▶ Provided information:
※ ※ ※
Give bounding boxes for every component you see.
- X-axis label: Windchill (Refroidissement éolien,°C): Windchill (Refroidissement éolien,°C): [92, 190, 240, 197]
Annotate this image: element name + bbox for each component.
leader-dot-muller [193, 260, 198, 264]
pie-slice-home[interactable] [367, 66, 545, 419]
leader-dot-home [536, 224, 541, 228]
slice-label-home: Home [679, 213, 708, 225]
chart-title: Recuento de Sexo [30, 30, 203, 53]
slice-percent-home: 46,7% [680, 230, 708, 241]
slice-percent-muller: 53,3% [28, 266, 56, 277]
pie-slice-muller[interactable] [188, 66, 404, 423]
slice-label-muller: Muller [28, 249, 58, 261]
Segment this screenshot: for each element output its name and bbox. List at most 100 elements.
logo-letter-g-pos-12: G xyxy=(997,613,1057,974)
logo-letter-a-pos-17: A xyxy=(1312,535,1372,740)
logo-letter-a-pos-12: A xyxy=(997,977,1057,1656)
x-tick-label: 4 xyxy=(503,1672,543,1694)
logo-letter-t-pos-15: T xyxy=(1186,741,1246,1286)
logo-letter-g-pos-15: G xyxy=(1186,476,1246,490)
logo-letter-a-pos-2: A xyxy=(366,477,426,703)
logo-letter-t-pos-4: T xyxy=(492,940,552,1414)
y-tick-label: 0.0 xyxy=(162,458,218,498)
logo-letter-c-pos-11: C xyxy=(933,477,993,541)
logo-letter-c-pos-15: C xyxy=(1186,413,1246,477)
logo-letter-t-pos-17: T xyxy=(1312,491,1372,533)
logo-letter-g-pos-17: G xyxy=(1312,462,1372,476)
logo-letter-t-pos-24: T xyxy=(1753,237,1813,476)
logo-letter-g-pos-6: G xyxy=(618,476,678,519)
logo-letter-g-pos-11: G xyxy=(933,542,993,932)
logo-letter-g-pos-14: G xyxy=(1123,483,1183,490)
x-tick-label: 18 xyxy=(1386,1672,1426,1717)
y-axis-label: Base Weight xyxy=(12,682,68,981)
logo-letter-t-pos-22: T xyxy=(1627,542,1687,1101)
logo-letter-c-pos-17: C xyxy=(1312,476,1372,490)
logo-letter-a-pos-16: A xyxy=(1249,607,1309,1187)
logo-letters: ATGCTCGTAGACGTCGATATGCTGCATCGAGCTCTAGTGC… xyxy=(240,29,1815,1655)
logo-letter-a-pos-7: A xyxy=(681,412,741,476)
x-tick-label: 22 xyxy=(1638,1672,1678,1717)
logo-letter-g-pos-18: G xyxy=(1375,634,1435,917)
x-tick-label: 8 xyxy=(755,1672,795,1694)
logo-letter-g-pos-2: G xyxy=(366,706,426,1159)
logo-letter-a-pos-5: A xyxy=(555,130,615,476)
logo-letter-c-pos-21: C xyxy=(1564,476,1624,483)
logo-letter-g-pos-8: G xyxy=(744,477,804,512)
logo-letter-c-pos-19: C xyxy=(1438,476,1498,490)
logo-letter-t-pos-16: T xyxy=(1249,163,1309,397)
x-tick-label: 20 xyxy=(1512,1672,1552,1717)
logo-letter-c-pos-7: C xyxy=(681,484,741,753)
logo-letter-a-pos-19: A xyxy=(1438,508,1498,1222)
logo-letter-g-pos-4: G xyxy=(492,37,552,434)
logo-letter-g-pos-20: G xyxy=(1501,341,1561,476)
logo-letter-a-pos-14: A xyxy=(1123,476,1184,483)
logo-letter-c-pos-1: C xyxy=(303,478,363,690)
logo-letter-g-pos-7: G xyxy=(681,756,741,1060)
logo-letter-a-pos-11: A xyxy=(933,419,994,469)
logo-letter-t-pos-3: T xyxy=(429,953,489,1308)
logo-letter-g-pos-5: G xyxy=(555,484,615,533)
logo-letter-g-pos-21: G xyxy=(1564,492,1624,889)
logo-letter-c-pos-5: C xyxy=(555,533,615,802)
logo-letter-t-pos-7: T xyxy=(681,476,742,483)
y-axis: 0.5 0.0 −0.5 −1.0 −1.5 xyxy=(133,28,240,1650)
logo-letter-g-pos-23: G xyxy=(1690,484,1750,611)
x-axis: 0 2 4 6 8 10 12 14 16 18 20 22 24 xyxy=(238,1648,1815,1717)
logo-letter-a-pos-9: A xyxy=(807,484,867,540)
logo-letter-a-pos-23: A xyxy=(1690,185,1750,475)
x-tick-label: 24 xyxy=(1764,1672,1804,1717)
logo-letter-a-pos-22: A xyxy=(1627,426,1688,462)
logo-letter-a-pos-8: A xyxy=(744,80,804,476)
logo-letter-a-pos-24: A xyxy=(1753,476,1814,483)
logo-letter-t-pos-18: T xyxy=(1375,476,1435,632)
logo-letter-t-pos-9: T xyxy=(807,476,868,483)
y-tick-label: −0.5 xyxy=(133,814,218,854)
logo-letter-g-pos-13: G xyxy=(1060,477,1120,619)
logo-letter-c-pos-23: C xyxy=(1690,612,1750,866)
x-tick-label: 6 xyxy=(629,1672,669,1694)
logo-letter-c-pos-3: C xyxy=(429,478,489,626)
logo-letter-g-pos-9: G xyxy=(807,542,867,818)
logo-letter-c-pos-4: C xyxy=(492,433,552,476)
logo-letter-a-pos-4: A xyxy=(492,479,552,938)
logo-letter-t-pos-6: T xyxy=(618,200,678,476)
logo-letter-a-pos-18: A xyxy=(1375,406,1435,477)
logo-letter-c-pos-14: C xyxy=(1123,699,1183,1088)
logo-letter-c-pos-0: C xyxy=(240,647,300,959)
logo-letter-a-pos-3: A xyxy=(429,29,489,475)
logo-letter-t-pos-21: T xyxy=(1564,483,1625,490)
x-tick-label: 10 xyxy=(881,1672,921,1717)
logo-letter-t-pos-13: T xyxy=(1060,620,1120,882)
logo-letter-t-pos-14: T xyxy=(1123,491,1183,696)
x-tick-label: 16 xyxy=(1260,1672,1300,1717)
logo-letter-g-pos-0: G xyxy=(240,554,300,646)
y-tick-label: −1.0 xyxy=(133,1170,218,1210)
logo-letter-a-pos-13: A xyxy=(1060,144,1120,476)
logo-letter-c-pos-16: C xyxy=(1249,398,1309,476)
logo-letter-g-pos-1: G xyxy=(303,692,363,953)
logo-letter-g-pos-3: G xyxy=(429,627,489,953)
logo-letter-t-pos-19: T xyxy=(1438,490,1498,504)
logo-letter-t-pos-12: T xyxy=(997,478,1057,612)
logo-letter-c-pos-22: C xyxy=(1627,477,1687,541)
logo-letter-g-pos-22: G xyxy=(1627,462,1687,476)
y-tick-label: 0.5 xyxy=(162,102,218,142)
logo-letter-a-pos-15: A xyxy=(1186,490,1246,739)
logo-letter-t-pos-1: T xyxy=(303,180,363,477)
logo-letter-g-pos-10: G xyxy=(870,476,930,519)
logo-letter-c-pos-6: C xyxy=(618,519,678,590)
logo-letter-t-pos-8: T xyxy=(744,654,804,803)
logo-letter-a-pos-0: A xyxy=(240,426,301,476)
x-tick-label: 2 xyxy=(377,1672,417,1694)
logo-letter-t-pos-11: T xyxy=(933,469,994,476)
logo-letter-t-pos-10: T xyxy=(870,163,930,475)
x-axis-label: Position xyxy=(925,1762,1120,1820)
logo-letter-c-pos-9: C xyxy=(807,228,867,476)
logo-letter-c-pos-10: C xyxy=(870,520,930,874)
※ ※ ※
▶ What you have to do:
Reproduce all of the entries above line for line, with nothing changed.

▶ Task response:
Give bounding boxes for every component you see.
- X-axis label: Windchill (Refroidissement éolien,°C): Windchill (Refroidissement éolien,°C): [92, 190, 240, 197]
Annotate this image: element name + bbox for each component.
leader-dot-muller [193, 260, 198, 264]
pie-slice-home[interactable] [367, 66, 545, 419]
leader-dot-home [536, 224, 541, 228]
slice-label-home: Home [679, 213, 708, 225]
chart-title: Recuento de Sexo [30, 30, 203, 53]
slice-percent-home: 46,7% [680, 230, 708, 241]
slice-percent-muller: 53,3% [28, 266, 56, 277]
pie-slice-muller[interactable] [188, 66, 404, 423]
slice-label-muller: Muller [28, 249, 58, 261]
Segment this screenshot: for each element output its name and bbox. List at most 100 elements.
logo-letter-g-pos-12: G xyxy=(997,613,1057,974)
logo-letter-a-pos-17: A xyxy=(1312,535,1372,740)
logo-letter-a-pos-12: A xyxy=(997,977,1057,1656)
x-tick-label: 4 xyxy=(503,1672,543,1694)
logo-letter-t-pos-15: T xyxy=(1186,741,1246,1286)
logo-letter-g-pos-15: G xyxy=(1186,476,1246,490)
logo-letter-a-pos-2: A xyxy=(366,477,426,703)
logo-letter-t-pos-4: T xyxy=(492,940,552,1414)
y-tick-label: 0.0 xyxy=(162,458,218,498)
logo-letter-c-pos-11: C xyxy=(933,477,993,541)
logo-letter-c-pos-15: C xyxy=(1186,413,1246,477)
logo-letter-t-pos-17: T xyxy=(1312,491,1372,533)
logo-letter-g-pos-17: G xyxy=(1312,462,1372,476)
logo-letter-t-pos-24: T xyxy=(1753,237,1813,476)
logo-letter-g-pos-6: G xyxy=(618,476,678,519)
logo-letter-g-pos-11: G xyxy=(933,542,993,932)
logo-letter-g-pos-14: G xyxy=(1123,483,1183,490)
x-tick-label: 18 xyxy=(1386,1672,1426,1717)
y-axis-label: Base Weight xyxy=(12,682,68,981)
logo-letter-t-pos-22: T xyxy=(1627,542,1687,1101)
logo-letter-c-pos-17: C xyxy=(1312,476,1372,490)
logo-letter-a-pos-16: A xyxy=(1249,607,1309,1187)
logo-letters: ATGCTCGTAGACGTCGATATGCTGCATCGAGCTCTAGTGC… xyxy=(240,29,1815,1655)
logo-letter-a-pos-7: A xyxy=(681,412,741,476)
x-tick-label: 22 xyxy=(1638,1672,1678,1717)
logo-letter-g-pos-18: G xyxy=(1375,634,1435,917)
x-tick-label: 8 xyxy=(755,1672,795,1694)
logo-letter-g-pos-2: G xyxy=(366,706,426,1159)
logo-letter-a-pos-5: A xyxy=(555,130,615,476)
logo-letter-c-pos-21: C xyxy=(1564,476,1624,483)
logo-letter-g-pos-8: G xyxy=(744,477,804,512)
logo-letter-c-pos-19: C xyxy=(1438,476,1498,490)
logo-letter-t-pos-16: T xyxy=(1249,163,1309,397)
x-tick-label: 20 xyxy=(1512,1672,1552,1717)
logo-letter-c-pos-7: C xyxy=(681,484,741,753)
logo-letter-a-pos-19: A xyxy=(1438,508,1498,1222)
logo-letter-g-pos-4: G xyxy=(492,37,552,434)
logo-letter-g-pos-20: G xyxy=(1501,341,1561,476)
logo-letter-a-pos-14: A xyxy=(1123,476,1184,483)
logo-letter-c-pos-1: C xyxy=(303,478,363,690)
logo-letter-g-pos-7: G xyxy=(681,756,741,1060)
logo-letter-a-pos-11: A xyxy=(933,419,994,469)
logo-letter-t-pos-3: T xyxy=(429,953,489,1308)
logo-letter-g-pos-5: G xyxy=(555,484,615,533)
logo-letter-g-pos-21: G xyxy=(1564,492,1624,889)
logo-letter-c-pos-5: C xyxy=(555,533,615,802)
logo-letter-t-pos-7: T xyxy=(681,476,742,483)
y-axis: 0.5 0.0 −0.5 −1.0 −1.5 xyxy=(133,28,240,1650)
logo-letter-g-pos-23: G xyxy=(1690,484,1750,611)
x-axis: 0 2 4 6 8 10 12 14 16 18 20 22 24 xyxy=(238,1648,1815,1717)
logo-letter-a-pos-9: A xyxy=(807,484,867,540)
logo-letter-a-pos-23: A xyxy=(1690,185,1750,475)
x-tick-label: 24 xyxy=(1764,1672,1804,1717)
logo-letter-a-pos-22: A xyxy=(1627,426,1688,462)
logo-letter-a-pos-8: A xyxy=(744,80,804,476)
logo-letter-a-pos-24: A xyxy=(1753,476,1814,483)
logo-letter-t-pos-18: T xyxy=(1375,476,1435,632)
logo-letter-t-pos-9: T xyxy=(807,476,868,483)
y-tick-label: −0.5 xyxy=(133,814,218,854)
logo-letter-g-pos-13: G xyxy=(1060,477,1120,619)
logo-letter-c-pos-23: C xyxy=(1690,612,1750,866)
x-tick-label: 6 xyxy=(629,1672,669,1694)
logo-letter-c-pos-3: C xyxy=(429,478,489,626)
logo-letter-g-pos-9: G xyxy=(807,542,867,818)
logo-letter-c-pos-4: C xyxy=(492,433,552,476)
logo-letter-a-pos-4: A xyxy=(492,479,552,938)
logo-letter-t-pos-6: T xyxy=(618,200,678,476)
logo-letter-a-pos-18: A xyxy=(1375,406,1435,477)
logo-letter-c-pos-14: C xyxy=(1123,699,1183,1088)
logo-letter-c-pos-0: C xyxy=(240,647,300,959)
logo-letter-a-pos-3: A xyxy=(429,29,489,475)
logo-letter-t-pos-21: T xyxy=(1564,483,1625,490)
x-tick-label: 10 xyxy=(881,1672,921,1717)
logo-letter-t-pos-13: T xyxy=(1060,620,1120,882)
logo-letter-t-pos-14: T xyxy=(1123,491,1183,696)
x-tick-label: 16 xyxy=(1260,1672,1300,1717)
logo-letter-g-pos-0: G xyxy=(240,554,300,646)
y-tick-label: −1.0 xyxy=(133,1170,218,1210)
logo-letter-a-pos-13: A xyxy=(1060,144,1120,476)
logo-letter-c-pos-16: C xyxy=(1249,398,1309,476)
logo-letter-g-pos-1: G xyxy=(303,692,363,953)
logo-letter-g-pos-3: G xyxy=(429,627,489,953)
logo-letter-t-pos-19: T xyxy=(1438,490,1498,504)
logo-letter-t-pos-12: T xyxy=(997,478,1057,612)
logo-letter-c-pos-22: C xyxy=(1627,477,1687,541)
logo-letter-g-pos-22: G xyxy=(1627,462,1687,476)
y-tick-label: 0.5 xyxy=(162,102,218,142)
logo-letter-a-pos-15: A xyxy=(1186,490,1246,739)
logo-letter-t-pos-1: T xyxy=(303,180,363,477)
logo-letter-g-pos-10: G xyxy=(870,476,930,519)
logo-letter-c-pos-6: C xyxy=(618,519,678,590)
logo-letter-t-pos-8: T xyxy=(744,654,804,803)
logo-letter-a-pos-0: A xyxy=(240,426,301,476)
x-tick-label: 2 xyxy=(377,1672,417,1694)
logo-letter-t-pos-11: T xyxy=(933,469,994,476)
logo-letter-t-pos-10: T xyxy=(870,163,930,475)
x-axis-label: Position xyxy=(925,1762,1120,1820)
logo-letter-c-pos-9: C xyxy=(807,228,867,476)
logo-letter-c-pos-10: C xyxy=(870,520,930,874)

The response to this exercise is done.